[Set exercise]
Extract the records in full, leaving every picture out.

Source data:
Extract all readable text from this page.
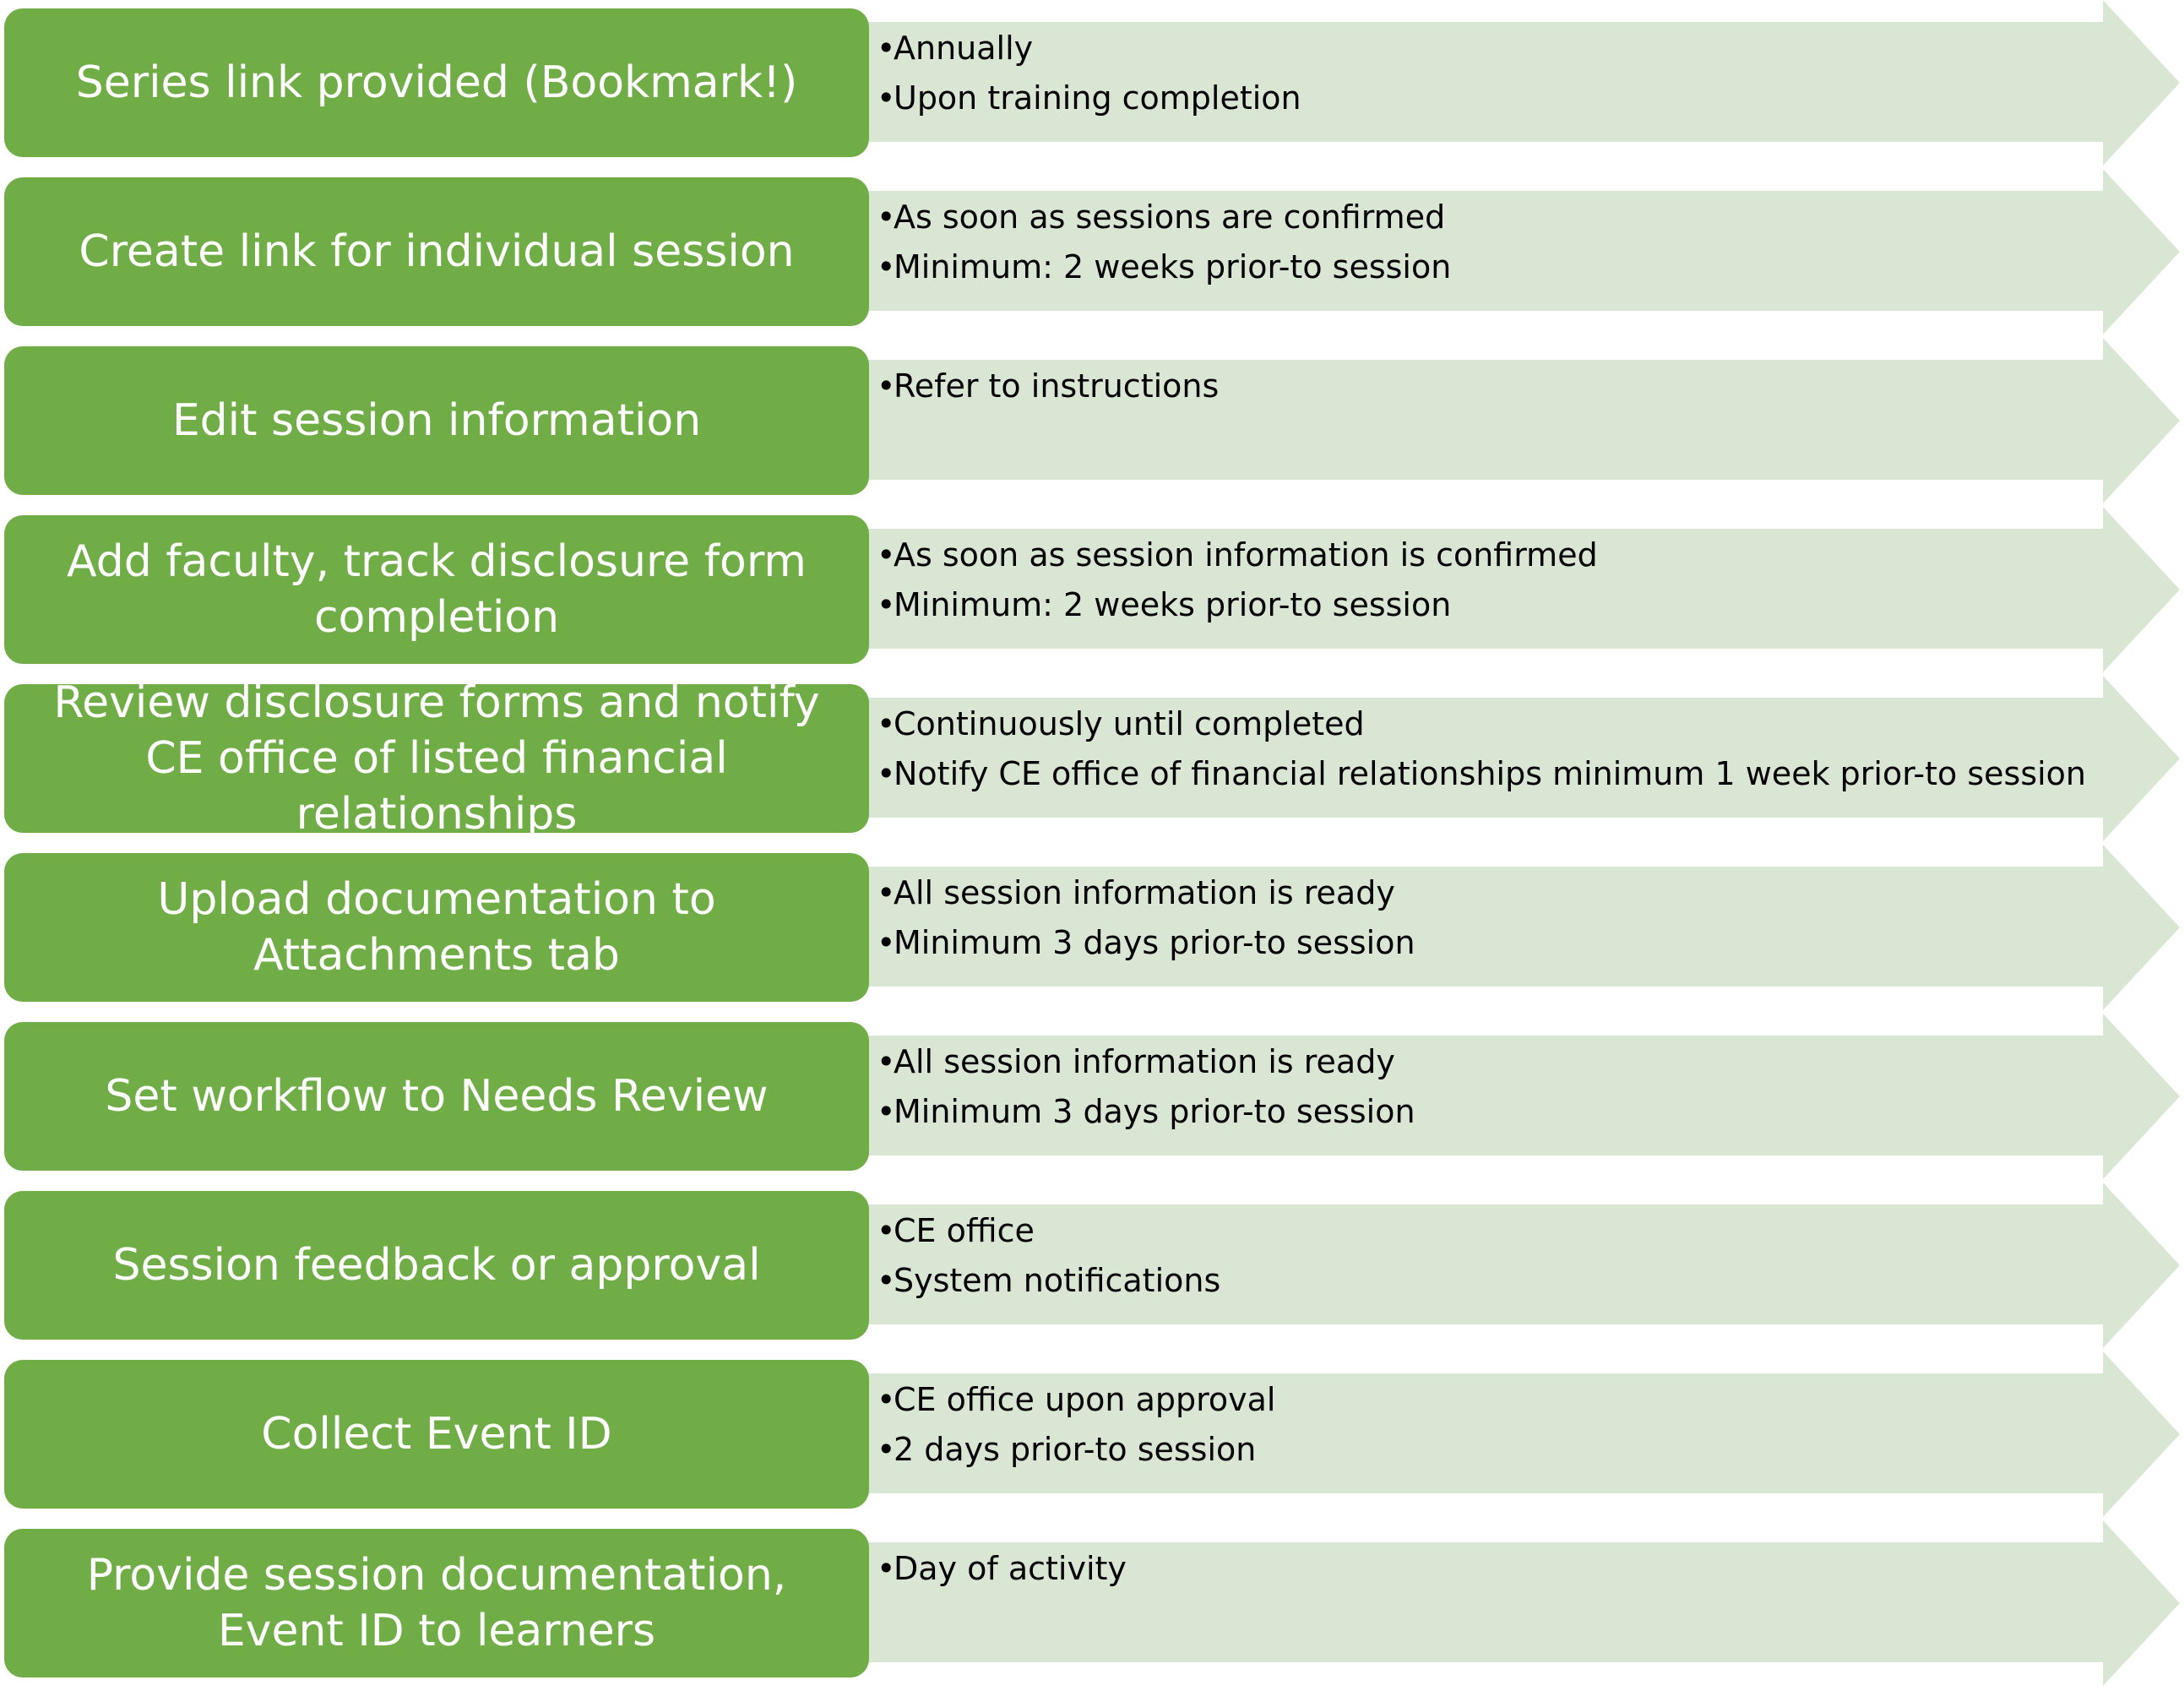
Series link provided (Bookmark!)
•Annually
•Upon training completion
Create link for individual session
•As soon as sessions are confirmed
•Minimum: 2 weeks prior-to session
Edit session information
•Refer to instructions
Add faculty, track disclosure form completion
•As soon as session information is confirmed
•Minimum: 2 weeks prior-to session
Review disclosure forms and notify CE office of listed financial relationships
•Continuously until completed
•Notify CE office of financial relationships minimum 1 week prior-to session
Upload documentation to Attachments tab
•All session information is ready
•Minimum 3 days prior-to session
Set workflow to Needs Review
•All session information is ready
•Minimum 3 days prior-to session
Session feedback or approval
•CE office
•System notifications
Collect Event ID
•CE office upon approval
•2 days prior-to session
Provide session documentation, Event ID to learners
•Day of activity
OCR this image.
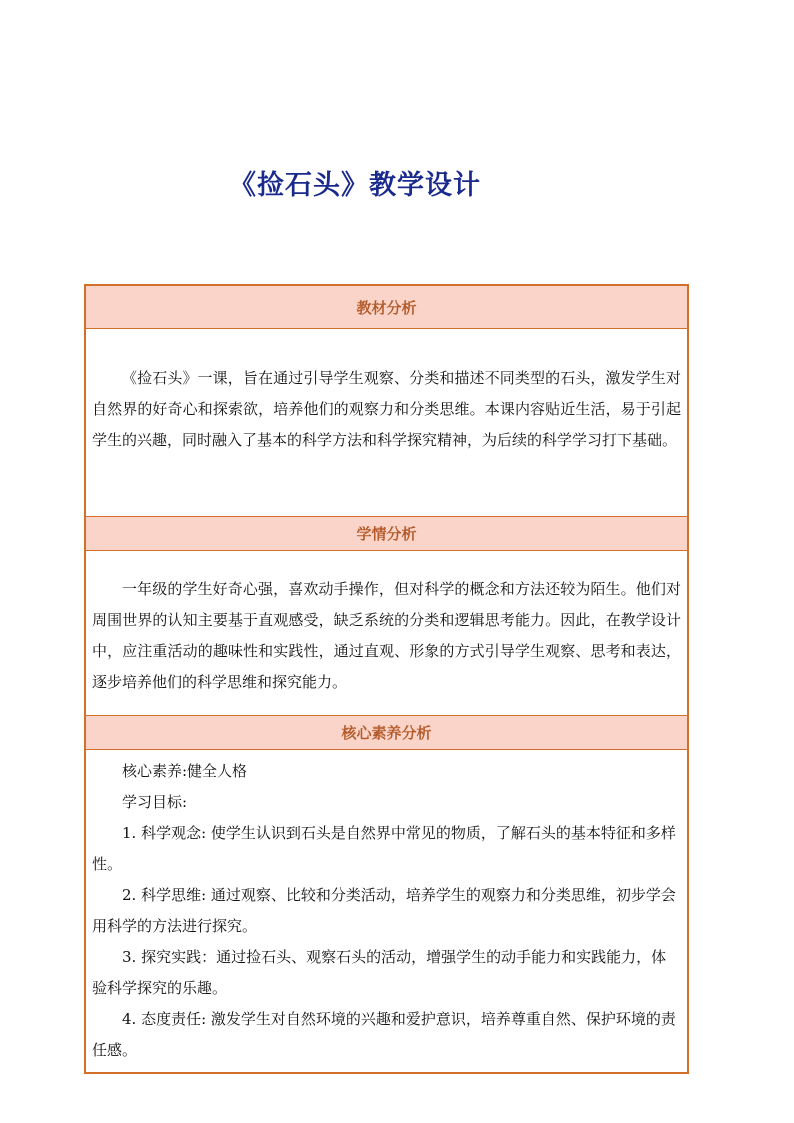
《捡石头》教学设计
教材分析

《捡石头》一课，旨在通过引导学生观察、分类和描述不同类型的石头，激发学生对自然界的好奇心和探索欲，培养他们的观察力和分类思维。本课内容贴近生活，易于引起学生的兴趣，同时融入了基本的科学方法和科学探究精神，为后续的科学学习打下基础。

学情分析

一年级的学生好奇心强，喜欢动手操作，但对科学的概念和方法还较为陌生。他们对周围世界的认知主要基于直观感受，缺乏系统的分类和逻辑思考能力。因此，在教学设计中，应注重活动的趣味性和实践性，通过直观、形象的方式引导学生观察、思考和表达，逐步培养他们的科学思维和探究能力。

核心素养分析

核心素养:健全人格

学习目标:

1. 科学观念: 使学生认识到石头是自然界中常见的物质，了解石头的基本特征和多样性。

2. 科学思维: 通过观察、比较和分类活动，培养学生的观察力和分类思维，初步学会用科学的方法进行探究。

3. 探究实践：通过捡石头、观察石头的活动，增强学生的动手能力和实践能力，体验科学探究的乐趣。

4. 态度责任: 激发学生对自然环境的兴趣和爱护意识，培养尊重自然、保护环境的责任感。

[Complete answer]
Extract all readable text from this page.
Series link provided (Bookmark!)
•Annually
•Upon training completion
Create link for individual session
•As soon as sessions are confirmed
•Minimum: 2 weeks prior-to session
Edit session information
•Refer to instructions
Add faculty, track disclosure form completion
•As soon as session information is confirmed
•Minimum: 2 weeks prior-to session
Review disclosure forms and notify CE office of listed financial relationships
•Continuously until completed
•Notify CE office of financial relationships minimum 1 week prior-to session
Upload documentation to Attachments tab
•All session information is ready
•Minimum 3 days prior-to session
Set workflow to Needs Review
•All session information is ready
•Minimum 3 days prior-to session
Session feedback or approval
•CE office
•System notifications
Collect Event ID
•CE office upon approval
•2 days prior-to session
Provide session documentation, Event ID to learners
•Day of activity
OCR this image.
《捡石头》教学设计
教材分析

《捡石头》一课，旨在通过引导学生观察、分类和描述不同类型的石头，激发学生对自然界的好奇心和探索欲，培养他们的观察力和分类思维。本课内容贴近生活，易于引起学生的兴趣，同时融入了基本的科学方法和科学探究精神，为后续的科学学习打下基础。

学情分析

一年级的学生好奇心强，喜欢动手操作，但对科学的概念和方法还较为陌生。他们对周围世界的认知主要基于直观感受，缺乏系统的分类和逻辑思考能力。因此，在教学设计中，应注重活动的趣味性和实践性，通过直观、形象的方式引导学生观察、思考和表达，逐步培养他们的科学思维和探究能力。

核心素养分析

核心素养:健全人格

学习目标:

1. 科学观念: 使学生认识到石头是自然界中常见的物质，了解石头的基本特征和多样性。

2. 科学思维: 通过观察、比较和分类活动，培养学生的观察力和分类思维，初步学会用科学的方法进行探究。

3. 探究实践：通过捡石头、观察石头的活动，增强学生的动手能力和实践能力，体验科学探究的乐趣。

4. 态度责任: 激发学生对自然环境的兴趣和爱护意识，培养尊重自然、保护环境的责任感。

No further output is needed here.